### TASK DESCRIPTION
Transcribe the material below exactly as it appears.

### SUPPLIED DATA

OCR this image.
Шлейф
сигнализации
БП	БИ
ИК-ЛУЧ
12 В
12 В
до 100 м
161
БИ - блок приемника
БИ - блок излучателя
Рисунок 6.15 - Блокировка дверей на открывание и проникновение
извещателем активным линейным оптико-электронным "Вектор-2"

### THE RESPONSE
OCR this image.
Шлейф
сигнализации
БП	БИ
ИК-ЛУЧ
12 В
12 В
до 100 м
161
БИ - блок приемника
БИ - блок излучателя
Рисунок 6.15 - Блокировка дверей на открывание и проникновение
извещателем активным линейным оптико-электронным "Вектор-2"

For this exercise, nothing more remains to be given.